(Items from a data source)
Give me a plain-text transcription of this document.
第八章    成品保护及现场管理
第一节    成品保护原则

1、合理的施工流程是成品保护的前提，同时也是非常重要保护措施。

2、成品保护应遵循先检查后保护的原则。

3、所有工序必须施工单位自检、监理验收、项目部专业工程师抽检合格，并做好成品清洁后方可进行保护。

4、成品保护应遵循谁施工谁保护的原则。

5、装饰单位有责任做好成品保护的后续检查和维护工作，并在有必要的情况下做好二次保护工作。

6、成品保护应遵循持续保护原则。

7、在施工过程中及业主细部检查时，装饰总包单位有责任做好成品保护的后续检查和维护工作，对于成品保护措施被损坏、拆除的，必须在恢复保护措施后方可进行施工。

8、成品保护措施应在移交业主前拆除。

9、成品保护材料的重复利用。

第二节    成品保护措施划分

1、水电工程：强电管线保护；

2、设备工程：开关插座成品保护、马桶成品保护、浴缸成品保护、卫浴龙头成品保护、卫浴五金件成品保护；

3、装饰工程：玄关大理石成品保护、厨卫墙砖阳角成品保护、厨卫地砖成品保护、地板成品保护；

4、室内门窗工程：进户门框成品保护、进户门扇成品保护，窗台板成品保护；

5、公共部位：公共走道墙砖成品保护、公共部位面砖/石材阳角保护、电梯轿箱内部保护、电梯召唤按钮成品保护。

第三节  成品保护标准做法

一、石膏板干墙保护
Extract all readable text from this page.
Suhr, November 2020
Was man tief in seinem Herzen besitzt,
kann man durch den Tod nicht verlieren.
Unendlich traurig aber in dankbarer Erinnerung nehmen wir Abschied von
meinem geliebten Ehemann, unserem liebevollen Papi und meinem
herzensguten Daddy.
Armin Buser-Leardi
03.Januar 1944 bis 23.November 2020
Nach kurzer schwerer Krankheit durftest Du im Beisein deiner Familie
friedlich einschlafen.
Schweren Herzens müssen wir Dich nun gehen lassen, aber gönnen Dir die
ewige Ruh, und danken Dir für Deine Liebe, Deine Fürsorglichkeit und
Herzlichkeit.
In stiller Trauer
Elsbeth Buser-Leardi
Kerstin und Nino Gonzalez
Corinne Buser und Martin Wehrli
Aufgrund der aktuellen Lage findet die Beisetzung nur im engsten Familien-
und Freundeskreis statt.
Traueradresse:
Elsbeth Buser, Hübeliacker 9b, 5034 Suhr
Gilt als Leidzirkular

● GIVEN TASK:
Give the listing again, word for word.

● WRITTEN SOLUTION:
Give me a plain-text transcription of this document.
第八章    成品保护及现场管理
第一节    成品保护原则

1、合理的施工流程是成品保护的前提，同时也是非常重要保护措施。

2、成品保护应遵循先检查后保护的原则。

3、所有工序必须施工单位自检、监理验收、项目部专业工程师抽检合格，并做好成品清洁后方可进行保护。

4、成品保护应遵循谁施工谁保护的原则。

5、装饰单位有责任做好成品保护的后续检查和维护工作，并在有必要的情况下做好二次保护工作。

6、成品保护应遵循持续保护原则。

7、在施工过程中及业主细部检查时，装饰总包单位有责任做好成品保护的后续检查和维护工作，对于成品保护措施被损坏、拆除的，必须在恢复保护措施后方可进行施工。

8、成品保护措施应在移交业主前拆除。

9、成品保护材料的重复利用。

第二节    成品保护措施划分

1、水电工程：强电管线保护；

2、设备工程：开关插座成品保护、马桶成品保护、浴缸成品保护、卫浴龙头成品保护、卫浴五金件成品保护；

3、装饰工程：玄关大理石成品保护、厨卫墙砖阳角成品保护、厨卫地砖成品保护、地板成品保护；

4、室内门窗工程：进户门框成品保护、进户门扇成品保护，窗台板成品保护；

5、公共部位：公共走道墙砖成品保护、公共部位面砖/石材阳角保护、电梯轿箱内部保护、电梯召唤按钮成品保护。

第三节  成品保护标准做法

一、石膏板干墙保护
Extract all readable text from this page.
Suhr, November 2020
Was man tief in seinem Herzen besitzt,
kann man durch den Tod nicht verlieren.
Unendlich traurig aber in dankbarer Erinnerung nehmen wir Abschied von
meinem geliebten Ehemann, unserem liebevollen Papi und meinem
herzensguten Daddy.
Armin Buser-Leardi
03.Januar 1944 bis 23.November 2020
Nach kurzer schwerer Krankheit durftest Du im Beisein deiner Familie
friedlich einschlafen.
Schweren Herzens müssen wir Dich nun gehen lassen, aber gönnen Dir die
ewige Ruh, und danken Dir für Deine Liebe, Deine Fürsorglichkeit und
Herzlichkeit.
In stiller Trauer
Elsbeth Buser-Leardi
Kerstin und Nino Gonzalez
Corinne Buser und Martin Wehrli
Aufgrund der aktuellen Lage findet die Beisetzung nur im engsten Familien-
und Freundeskreis statt.
Traueradresse:
Elsbeth Buser, Hübeliacker 9b, 5034 Suhr
Gilt als Leidzirkular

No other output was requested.